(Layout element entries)
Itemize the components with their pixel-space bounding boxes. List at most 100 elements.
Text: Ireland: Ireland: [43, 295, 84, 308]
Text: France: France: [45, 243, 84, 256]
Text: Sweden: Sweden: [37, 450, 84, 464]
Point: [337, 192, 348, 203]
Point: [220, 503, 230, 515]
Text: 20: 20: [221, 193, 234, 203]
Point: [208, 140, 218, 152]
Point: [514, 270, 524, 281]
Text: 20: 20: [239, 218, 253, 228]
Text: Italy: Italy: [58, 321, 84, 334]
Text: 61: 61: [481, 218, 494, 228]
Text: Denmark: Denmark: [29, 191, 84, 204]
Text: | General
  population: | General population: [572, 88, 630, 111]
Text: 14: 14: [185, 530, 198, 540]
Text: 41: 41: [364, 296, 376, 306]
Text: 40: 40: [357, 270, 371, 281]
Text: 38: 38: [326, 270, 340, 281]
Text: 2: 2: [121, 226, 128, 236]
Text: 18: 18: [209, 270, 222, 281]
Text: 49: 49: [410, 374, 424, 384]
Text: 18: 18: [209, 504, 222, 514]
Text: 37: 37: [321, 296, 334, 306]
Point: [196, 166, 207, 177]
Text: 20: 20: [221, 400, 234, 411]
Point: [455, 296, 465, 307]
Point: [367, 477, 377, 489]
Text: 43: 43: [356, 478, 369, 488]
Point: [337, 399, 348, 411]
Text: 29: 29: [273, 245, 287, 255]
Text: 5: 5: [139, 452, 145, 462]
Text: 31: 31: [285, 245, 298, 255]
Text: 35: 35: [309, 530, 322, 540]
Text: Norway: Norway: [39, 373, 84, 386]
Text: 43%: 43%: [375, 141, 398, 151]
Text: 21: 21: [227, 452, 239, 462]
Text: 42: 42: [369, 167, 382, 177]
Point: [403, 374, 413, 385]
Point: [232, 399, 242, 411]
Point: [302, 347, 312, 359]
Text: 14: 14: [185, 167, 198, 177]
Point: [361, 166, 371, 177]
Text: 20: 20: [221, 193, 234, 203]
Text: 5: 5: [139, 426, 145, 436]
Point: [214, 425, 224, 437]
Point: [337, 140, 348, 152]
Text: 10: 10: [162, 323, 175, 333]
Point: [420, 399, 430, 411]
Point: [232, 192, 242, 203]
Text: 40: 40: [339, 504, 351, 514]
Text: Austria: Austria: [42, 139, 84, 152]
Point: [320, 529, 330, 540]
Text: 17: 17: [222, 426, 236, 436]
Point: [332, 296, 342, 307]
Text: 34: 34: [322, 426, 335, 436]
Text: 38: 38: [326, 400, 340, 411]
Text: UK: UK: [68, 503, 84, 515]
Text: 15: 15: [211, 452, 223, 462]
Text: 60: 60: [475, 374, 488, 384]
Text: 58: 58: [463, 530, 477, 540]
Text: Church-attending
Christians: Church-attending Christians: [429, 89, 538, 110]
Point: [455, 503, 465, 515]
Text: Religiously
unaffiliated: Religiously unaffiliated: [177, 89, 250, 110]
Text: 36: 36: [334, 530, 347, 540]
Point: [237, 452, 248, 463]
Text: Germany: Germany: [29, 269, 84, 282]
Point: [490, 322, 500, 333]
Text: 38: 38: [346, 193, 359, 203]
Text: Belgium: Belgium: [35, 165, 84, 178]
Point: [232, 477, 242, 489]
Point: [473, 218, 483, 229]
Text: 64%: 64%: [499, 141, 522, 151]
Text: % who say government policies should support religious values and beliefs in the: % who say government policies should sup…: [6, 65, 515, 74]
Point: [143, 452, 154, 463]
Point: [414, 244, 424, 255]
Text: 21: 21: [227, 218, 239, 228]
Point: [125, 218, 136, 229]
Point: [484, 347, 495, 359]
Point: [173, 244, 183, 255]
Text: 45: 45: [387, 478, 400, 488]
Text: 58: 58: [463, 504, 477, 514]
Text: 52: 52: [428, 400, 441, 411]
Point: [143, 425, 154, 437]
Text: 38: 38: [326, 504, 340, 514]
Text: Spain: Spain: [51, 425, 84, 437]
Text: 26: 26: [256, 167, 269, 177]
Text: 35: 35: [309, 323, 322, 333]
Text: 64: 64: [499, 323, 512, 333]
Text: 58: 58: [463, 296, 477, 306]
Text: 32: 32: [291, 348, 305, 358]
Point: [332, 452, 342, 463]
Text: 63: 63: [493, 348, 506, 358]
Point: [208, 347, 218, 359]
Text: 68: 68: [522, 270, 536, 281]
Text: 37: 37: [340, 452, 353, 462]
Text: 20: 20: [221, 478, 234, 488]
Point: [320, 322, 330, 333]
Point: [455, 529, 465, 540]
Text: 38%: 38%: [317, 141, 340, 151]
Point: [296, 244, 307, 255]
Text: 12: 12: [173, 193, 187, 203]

SHORT EXERCISE
Select each line of the listing above that contains the string "Religiously".

REPLY TO THE TASK
Text: Religiously
unaffiliated: Religiously unaffiliated: [177, 89, 250, 110]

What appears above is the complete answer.